Collected data:
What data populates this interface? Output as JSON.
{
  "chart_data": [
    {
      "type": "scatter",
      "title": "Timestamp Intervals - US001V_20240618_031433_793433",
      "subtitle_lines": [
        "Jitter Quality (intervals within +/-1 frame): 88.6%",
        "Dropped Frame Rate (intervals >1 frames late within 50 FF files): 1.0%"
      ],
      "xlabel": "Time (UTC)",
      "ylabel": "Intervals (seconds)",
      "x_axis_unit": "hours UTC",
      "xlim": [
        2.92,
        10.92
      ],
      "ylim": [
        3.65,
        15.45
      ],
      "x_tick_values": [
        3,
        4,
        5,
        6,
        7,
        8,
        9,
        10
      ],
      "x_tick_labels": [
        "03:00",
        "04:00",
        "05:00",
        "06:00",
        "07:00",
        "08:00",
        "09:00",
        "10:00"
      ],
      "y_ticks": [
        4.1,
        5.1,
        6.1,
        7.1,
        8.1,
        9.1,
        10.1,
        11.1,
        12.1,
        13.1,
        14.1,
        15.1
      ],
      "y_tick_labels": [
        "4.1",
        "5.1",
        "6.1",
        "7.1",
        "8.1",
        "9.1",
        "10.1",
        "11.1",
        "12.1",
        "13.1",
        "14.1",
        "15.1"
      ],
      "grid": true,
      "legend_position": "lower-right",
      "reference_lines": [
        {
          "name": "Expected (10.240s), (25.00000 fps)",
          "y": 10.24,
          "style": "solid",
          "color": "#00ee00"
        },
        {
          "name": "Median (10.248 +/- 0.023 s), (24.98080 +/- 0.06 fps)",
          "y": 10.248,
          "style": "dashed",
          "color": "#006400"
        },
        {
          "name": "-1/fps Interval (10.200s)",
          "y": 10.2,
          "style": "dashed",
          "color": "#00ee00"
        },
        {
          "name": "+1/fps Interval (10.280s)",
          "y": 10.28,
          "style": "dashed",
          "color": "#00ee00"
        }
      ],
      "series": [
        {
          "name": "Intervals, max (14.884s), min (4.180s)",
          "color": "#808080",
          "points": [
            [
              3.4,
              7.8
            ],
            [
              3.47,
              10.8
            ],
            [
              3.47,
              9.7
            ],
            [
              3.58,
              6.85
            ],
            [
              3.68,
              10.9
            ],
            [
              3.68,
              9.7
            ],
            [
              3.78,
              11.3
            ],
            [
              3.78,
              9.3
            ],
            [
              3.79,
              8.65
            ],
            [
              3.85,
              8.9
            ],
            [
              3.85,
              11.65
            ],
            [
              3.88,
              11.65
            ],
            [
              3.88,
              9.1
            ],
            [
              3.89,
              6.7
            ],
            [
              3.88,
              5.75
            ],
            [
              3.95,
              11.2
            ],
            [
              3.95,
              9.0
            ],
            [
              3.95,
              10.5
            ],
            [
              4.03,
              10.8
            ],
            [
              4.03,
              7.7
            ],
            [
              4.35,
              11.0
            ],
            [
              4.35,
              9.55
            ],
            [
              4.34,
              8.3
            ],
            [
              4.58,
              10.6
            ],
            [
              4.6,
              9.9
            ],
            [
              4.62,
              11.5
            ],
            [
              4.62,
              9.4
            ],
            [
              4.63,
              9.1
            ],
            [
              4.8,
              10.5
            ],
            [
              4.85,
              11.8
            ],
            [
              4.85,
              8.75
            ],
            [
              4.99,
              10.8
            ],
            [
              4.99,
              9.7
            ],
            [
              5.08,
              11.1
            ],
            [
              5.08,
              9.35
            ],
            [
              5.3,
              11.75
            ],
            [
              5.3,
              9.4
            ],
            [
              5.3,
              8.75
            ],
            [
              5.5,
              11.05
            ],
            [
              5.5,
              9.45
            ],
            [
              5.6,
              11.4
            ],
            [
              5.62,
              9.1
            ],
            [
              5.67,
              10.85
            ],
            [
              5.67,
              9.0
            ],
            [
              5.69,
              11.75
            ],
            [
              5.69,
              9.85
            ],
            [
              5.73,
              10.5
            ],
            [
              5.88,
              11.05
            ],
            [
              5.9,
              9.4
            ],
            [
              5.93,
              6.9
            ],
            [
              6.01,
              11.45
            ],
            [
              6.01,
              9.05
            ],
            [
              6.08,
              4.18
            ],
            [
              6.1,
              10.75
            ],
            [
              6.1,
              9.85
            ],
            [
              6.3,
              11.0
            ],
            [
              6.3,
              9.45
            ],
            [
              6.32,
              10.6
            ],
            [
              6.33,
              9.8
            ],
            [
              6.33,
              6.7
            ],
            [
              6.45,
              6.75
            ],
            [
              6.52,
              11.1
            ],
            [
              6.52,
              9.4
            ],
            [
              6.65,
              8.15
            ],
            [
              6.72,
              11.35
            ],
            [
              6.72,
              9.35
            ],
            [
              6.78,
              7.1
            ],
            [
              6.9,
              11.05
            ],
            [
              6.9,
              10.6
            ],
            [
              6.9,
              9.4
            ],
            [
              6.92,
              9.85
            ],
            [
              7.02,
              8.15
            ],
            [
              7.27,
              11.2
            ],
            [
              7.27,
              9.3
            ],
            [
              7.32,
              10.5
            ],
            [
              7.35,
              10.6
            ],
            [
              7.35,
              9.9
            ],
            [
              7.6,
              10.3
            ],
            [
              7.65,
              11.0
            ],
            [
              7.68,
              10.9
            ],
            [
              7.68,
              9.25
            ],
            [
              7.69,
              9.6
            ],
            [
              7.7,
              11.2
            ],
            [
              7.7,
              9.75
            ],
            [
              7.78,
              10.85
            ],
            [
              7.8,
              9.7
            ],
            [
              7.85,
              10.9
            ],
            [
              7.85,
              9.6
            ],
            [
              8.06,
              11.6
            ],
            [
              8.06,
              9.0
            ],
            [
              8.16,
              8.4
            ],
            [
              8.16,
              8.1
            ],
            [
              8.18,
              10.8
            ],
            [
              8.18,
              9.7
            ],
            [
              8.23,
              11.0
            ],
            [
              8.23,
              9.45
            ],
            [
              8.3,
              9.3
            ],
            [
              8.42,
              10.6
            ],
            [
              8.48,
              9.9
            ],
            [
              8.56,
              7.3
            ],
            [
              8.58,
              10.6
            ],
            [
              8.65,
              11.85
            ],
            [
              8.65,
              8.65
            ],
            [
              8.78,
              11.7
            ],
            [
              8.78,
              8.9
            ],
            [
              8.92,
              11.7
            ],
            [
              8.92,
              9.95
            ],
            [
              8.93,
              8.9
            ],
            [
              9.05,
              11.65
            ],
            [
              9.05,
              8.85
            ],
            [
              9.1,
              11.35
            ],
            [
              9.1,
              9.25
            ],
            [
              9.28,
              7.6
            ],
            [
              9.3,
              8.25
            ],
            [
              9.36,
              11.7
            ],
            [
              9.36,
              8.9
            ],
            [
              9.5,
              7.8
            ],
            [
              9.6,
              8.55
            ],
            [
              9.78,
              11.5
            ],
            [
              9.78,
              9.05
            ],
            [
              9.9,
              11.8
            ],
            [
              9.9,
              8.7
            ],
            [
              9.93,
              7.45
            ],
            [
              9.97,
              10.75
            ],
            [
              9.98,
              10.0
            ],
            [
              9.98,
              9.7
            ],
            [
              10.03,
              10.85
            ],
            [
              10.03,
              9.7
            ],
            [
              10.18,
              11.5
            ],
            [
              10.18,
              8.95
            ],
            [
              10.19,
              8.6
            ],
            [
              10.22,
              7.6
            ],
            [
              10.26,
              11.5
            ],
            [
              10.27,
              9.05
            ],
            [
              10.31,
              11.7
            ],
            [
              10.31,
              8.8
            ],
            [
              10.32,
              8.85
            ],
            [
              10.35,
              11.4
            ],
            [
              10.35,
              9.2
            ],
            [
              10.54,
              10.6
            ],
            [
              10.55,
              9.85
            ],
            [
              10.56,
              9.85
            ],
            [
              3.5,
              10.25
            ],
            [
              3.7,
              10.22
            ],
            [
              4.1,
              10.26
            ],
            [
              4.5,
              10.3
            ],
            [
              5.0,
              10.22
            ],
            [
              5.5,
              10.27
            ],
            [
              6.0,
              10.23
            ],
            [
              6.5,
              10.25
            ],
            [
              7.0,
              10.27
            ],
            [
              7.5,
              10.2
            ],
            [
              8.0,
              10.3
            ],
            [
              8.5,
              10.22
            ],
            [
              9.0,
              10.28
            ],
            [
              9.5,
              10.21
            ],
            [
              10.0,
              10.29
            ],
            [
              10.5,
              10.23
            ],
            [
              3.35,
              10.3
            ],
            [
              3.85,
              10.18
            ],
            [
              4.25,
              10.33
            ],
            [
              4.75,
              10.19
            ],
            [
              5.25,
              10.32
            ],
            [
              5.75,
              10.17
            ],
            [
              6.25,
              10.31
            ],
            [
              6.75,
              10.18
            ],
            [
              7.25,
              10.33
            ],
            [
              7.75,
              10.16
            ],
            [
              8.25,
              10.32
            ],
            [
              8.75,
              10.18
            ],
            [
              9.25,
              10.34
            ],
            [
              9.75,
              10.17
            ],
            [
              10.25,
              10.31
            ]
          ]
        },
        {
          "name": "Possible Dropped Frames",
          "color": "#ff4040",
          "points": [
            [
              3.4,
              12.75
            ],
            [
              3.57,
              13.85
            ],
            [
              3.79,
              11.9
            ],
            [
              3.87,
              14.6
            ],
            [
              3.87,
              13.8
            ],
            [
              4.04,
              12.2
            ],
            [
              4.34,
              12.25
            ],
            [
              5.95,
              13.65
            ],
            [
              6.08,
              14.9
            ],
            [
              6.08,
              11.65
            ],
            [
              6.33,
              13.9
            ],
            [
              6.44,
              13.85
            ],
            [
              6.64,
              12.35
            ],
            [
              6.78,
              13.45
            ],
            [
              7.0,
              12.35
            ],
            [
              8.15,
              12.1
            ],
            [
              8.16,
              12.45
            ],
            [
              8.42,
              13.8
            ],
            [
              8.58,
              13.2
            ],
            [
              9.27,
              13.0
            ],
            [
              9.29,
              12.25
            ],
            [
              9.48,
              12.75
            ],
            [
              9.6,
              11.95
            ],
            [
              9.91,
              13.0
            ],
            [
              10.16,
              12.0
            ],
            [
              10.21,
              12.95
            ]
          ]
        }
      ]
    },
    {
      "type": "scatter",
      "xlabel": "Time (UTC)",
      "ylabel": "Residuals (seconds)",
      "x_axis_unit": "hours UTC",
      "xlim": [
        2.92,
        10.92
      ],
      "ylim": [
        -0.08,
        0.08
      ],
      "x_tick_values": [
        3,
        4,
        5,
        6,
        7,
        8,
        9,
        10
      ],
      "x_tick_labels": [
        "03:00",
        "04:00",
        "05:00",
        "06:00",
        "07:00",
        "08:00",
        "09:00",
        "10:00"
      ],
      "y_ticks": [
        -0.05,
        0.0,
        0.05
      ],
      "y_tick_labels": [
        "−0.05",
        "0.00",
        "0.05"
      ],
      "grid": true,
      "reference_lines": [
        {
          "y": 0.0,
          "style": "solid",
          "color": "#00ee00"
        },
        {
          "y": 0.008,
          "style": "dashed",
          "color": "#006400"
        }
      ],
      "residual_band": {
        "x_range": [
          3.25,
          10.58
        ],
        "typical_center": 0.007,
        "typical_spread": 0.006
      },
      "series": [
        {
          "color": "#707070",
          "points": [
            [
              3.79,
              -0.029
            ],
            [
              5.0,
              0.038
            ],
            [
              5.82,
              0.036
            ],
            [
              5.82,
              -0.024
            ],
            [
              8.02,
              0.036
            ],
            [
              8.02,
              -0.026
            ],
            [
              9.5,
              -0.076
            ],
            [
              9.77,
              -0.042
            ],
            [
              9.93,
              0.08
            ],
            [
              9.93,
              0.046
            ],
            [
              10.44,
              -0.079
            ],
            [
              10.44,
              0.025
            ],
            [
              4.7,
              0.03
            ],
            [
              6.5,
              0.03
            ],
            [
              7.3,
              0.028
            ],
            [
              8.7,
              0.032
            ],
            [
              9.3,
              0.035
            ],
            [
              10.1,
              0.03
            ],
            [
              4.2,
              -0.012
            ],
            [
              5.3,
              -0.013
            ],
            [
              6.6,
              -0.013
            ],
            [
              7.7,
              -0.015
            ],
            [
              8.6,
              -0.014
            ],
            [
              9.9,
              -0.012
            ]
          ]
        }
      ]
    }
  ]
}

• DESCRIPTION OF THE TASK:
All lines holding the word "ylabel" should be picked out and copied.

• WRITTEN ANSWER:
      "ylabel": "Intervals (seconds)",
      "ylabel": "Residuals (seconds)",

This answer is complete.